▶ **INSTRUCTIONS TO FOLLOW**:
Return all the data below as it stands, minus the pictures.

▶ **EXERCISE MATERIALS**:
● ● ● ● ●

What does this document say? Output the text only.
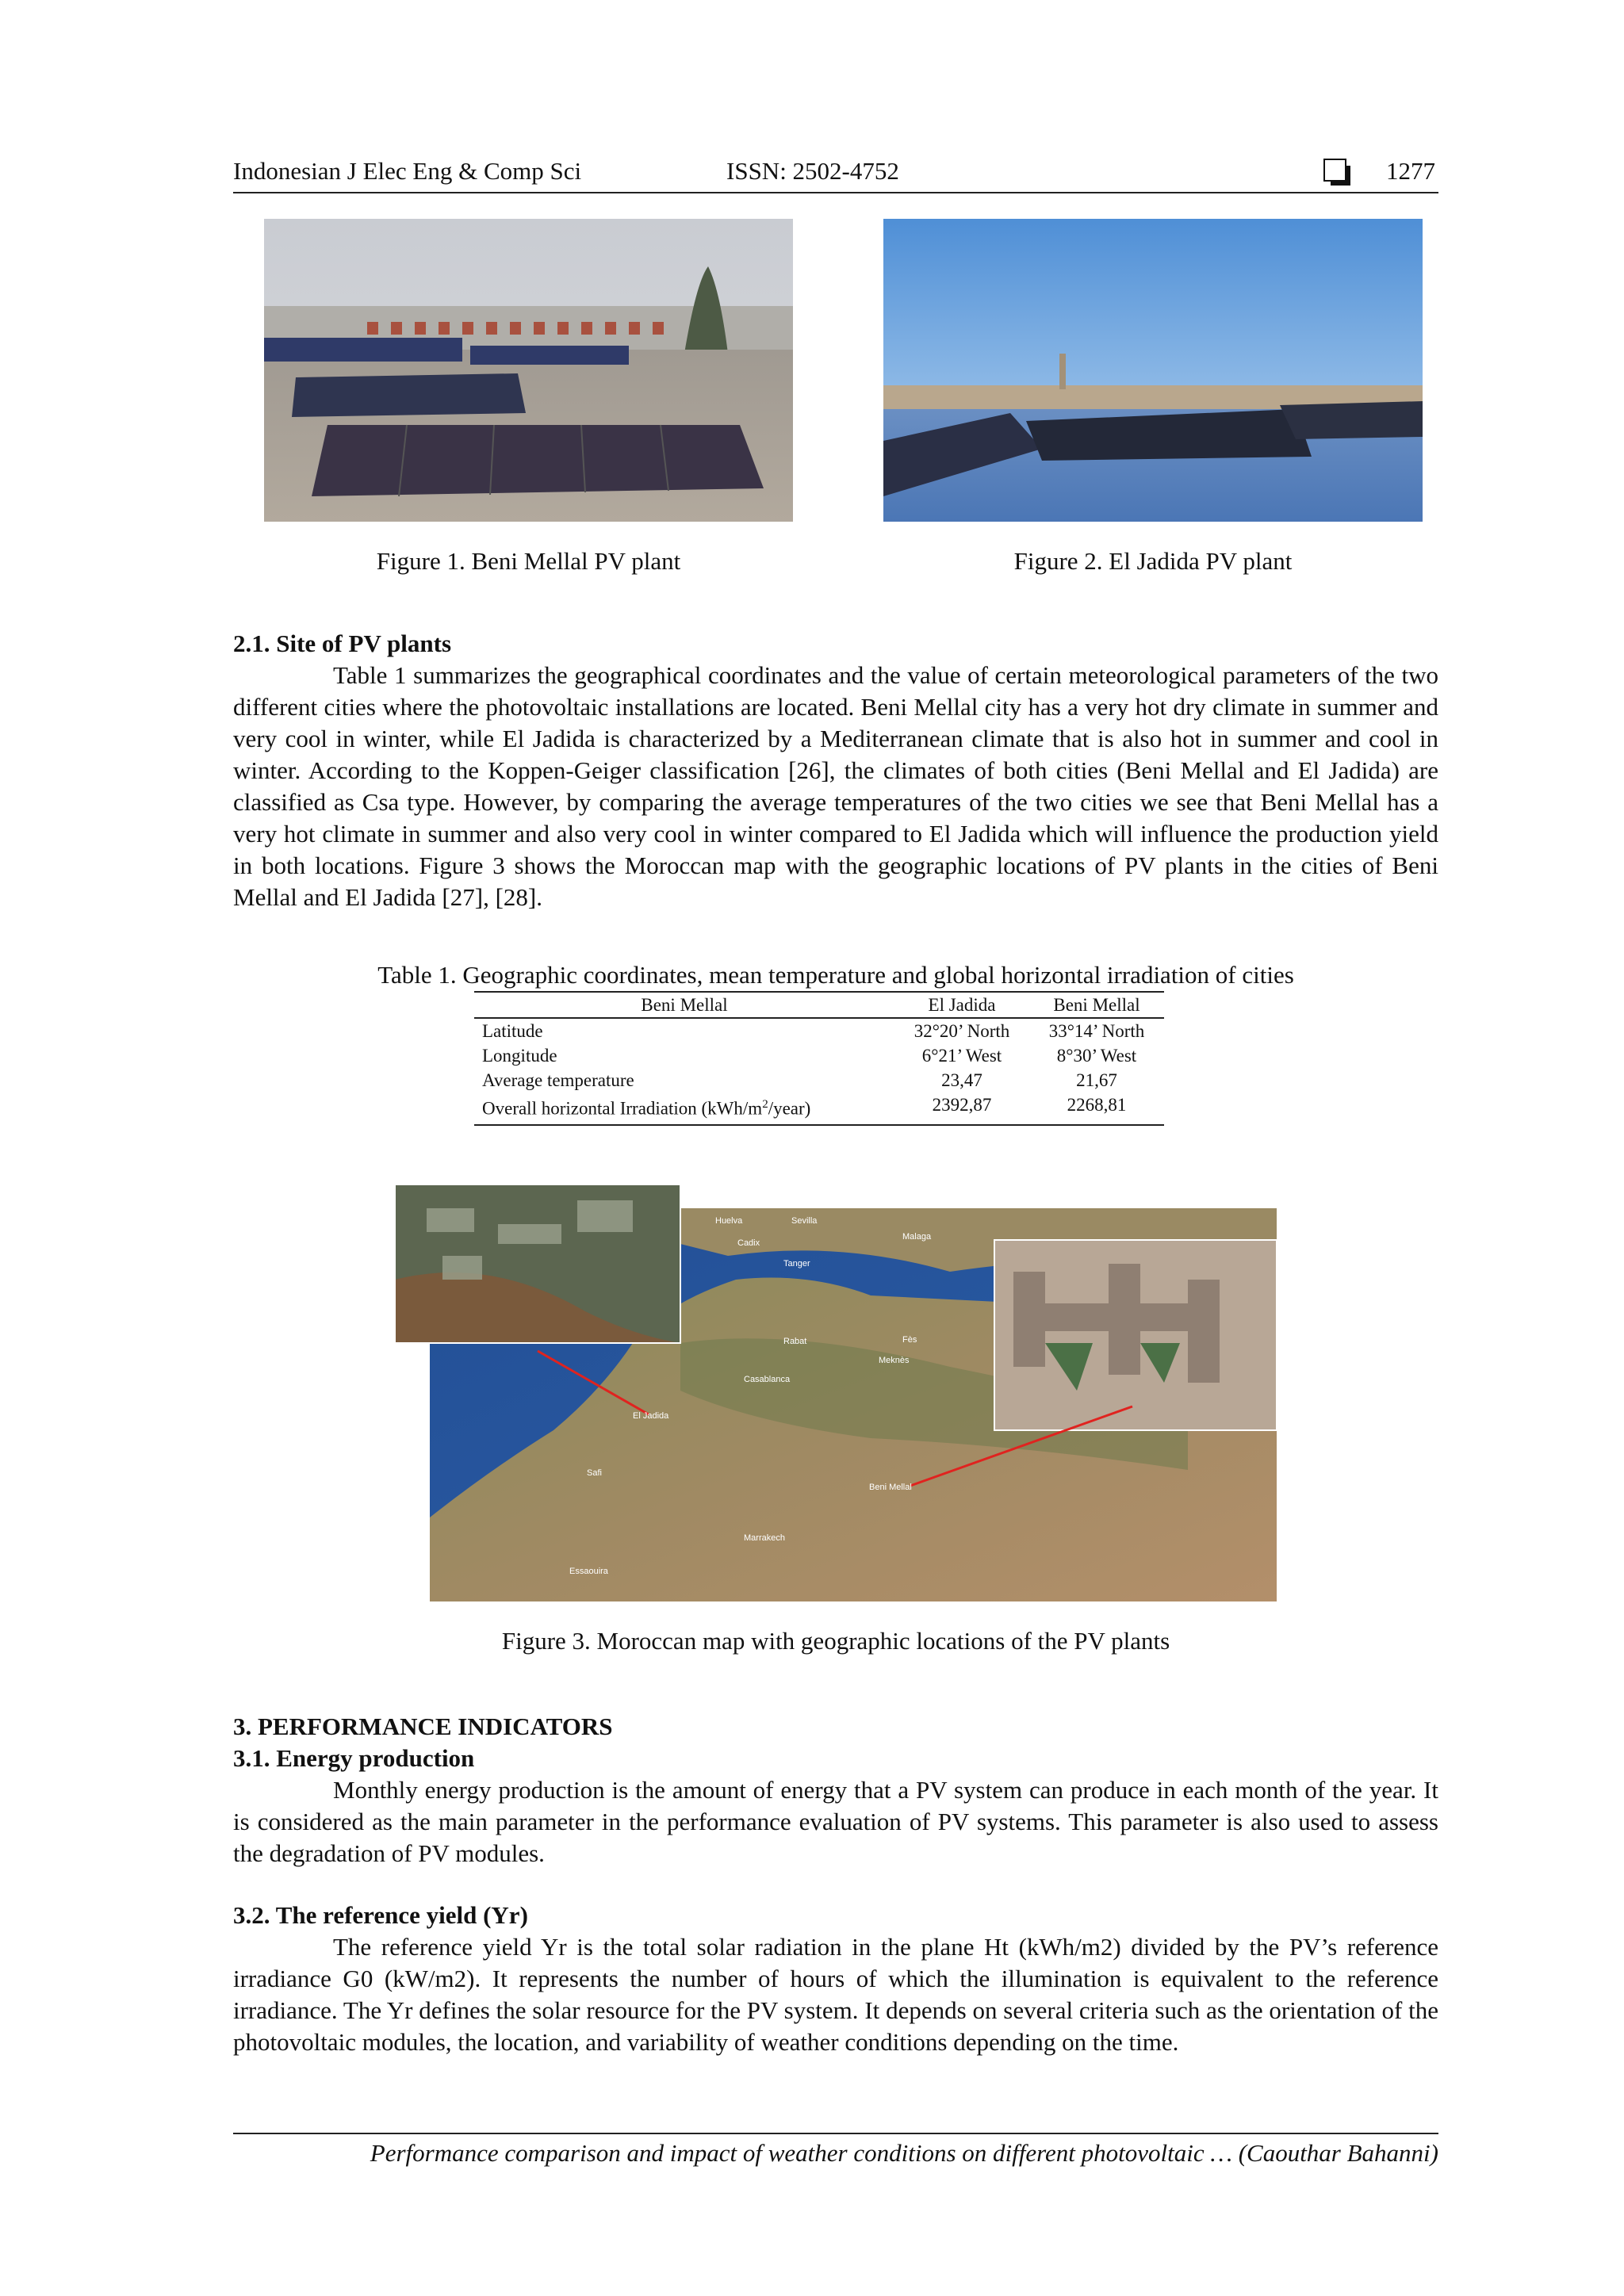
Indonesian J Elec Eng & Comp Sci	ISSN: 2502-4752	1277
Figure 1. Beni Mellal PV plant	Figure 2. El Jadida PV plant
2.1. Site of PV plants
Table 1 summarizes the geographical coordinates and the value of certain meteorological parameters of the two different cities where the photovoltaic installations are located. Beni Mellal city has a very hot dry climate in summer and very cool in winter, while El Jadida is characterized by a Mediterranean climate that is also hot in summer and cool in winter. According to the Koppen-Geiger classification [26], the climates of both cities (Beni Mellal and El Jadida) are classified as Csa type. However, by comparing the average temperatures of the two cities we see that Beni Mellal has a very hot climate in summer and also very cool in winter compared to El Jadida which will influence the production yield in both locations. Figure 3 shows the Moroccan map with the geographic locations of PV plants in the cities of Beni Mellal and El Jadida [27], [28].
Table 1. Geographic coordinates, mean temperature and global horizontal irradiation of cities
Beni Mellal	El Jadida	Beni Mellal
Latitude	32°20’ North	33°14’ North
Longitude	6°21’ West	8°30’ West
Average temperature	23,47	21,67
Overall horizontal Irradiation $(kWh/m^2/year)$	2392,87	2268,81
El Jadida
Casablanca
Rabat
Beni Mellal
Marrakech
Tanger
Malaga
Sevilla
Cordoba	Murcia	Palma
Fès
Meknès
Essaouira
Safi
Cadix
Huelva
Figure 3. Moroccan map with geographic locations of the PV plants
3. PERFORMANCE INDICATORS
3.1. Energy production
Monthly energy production is the amount of energy that a PV system can produce in each month of the year. It is considered as the main parameter in the performance evaluation of PV systems. This parameter is also used to assess the degradation of PV modules.
3.2. The reference yield (Yr)
The reference yield Yr is the total solar radiation in the plane Ht (kWh/m2) divided by the PV’s reference irradiance G0 (kW/m2). It represents the number of hours of which the illumination is equivalent to the reference irradiance. The Yr defines the solar resource for the PV system. It depends on several criteria such as the orientation of the photovoltaic modules, the location, and variability of weather conditions depending on the time.
Performance comparison and impact of weather conditions on different photovoltaic … (Caouthar Bahanni)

● ● ● ● ●

▶ **REPLY**:
What does this document say? Output the text only.
Indonesian J Elec Eng & Comp Sci	ISSN: 2502-4752	1277
Figure 1. Beni Mellal PV plant	Figure 2. El Jadida PV plant
2.1. Site of PV plants
Table 1 summarizes the geographical coordinates and the value of certain meteorological parameters of the two different cities where the photovoltaic installations are located. Beni Mellal city has a very hot dry climate in summer and very cool in winter, while El Jadida is characterized by a Mediterranean climate that is also hot in summer and cool in winter. According to the Koppen-Geiger classification [26], the climates of both cities (Beni Mellal and El Jadida) are classified as Csa type. However, by comparing the average temperatures of the two cities we see that Beni Mellal has a very hot climate in summer and also very cool in winter compared to El Jadida which will influence the production yield in both locations. Figure 3 shows the Moroccan map with the geographic locations of PV plants in the cities of Beni Mellal and El Jadida [27], [28].
Table 1. Geographic coordinates, mean temperature and global horizontal irradiation of cities
Beni Mellal	El Jadida	Beni Mellal
Latitude	32°20’ North	33°14’ North
Longitude	6°21’ West	8°30’ West
Average temperature	23,47	21,67
Overall horizontal Irradiation $(kWh/m^2/year)$	2392,87	2268,81
El Jadida
Casablanca
Rabat
Beni Mellal
Marrakech
Tanger
Malaga
Sevilla
Cordoba	Murcia	Palma
Fès
Meknès
Essaouira
Safi
Cadix
Huelva
Figure 3. Moroccan map with geographic locations of the PV plants
3. PERFORMANCE INDICATORS
3.1. Energy production
Monthly energy production is the amount of energy that a PV system can produce in each month of the year. It is considered as the main parameter in the performance evaluation of PV systems. This parameter is also used to assess the degradation of PV modules.
3.2. The reference yield (Yr)
The reference yield Yr is the total solar radiation in the plane Ht (kWh/m2) divided by the PV’s reference irradiance G0 (kW/m2). It represents the number of hours of which the illumination is equivalent to the reference irradiance. The Yr defines the solar resource for the PV system. It depends on several criteria such as the orientation of the photovoltaic modules, the location, and variability of weather conditions depending on the time.
Performance comparison and impact of weather conditions on different photovoltaic … (Caouthar Bahanni)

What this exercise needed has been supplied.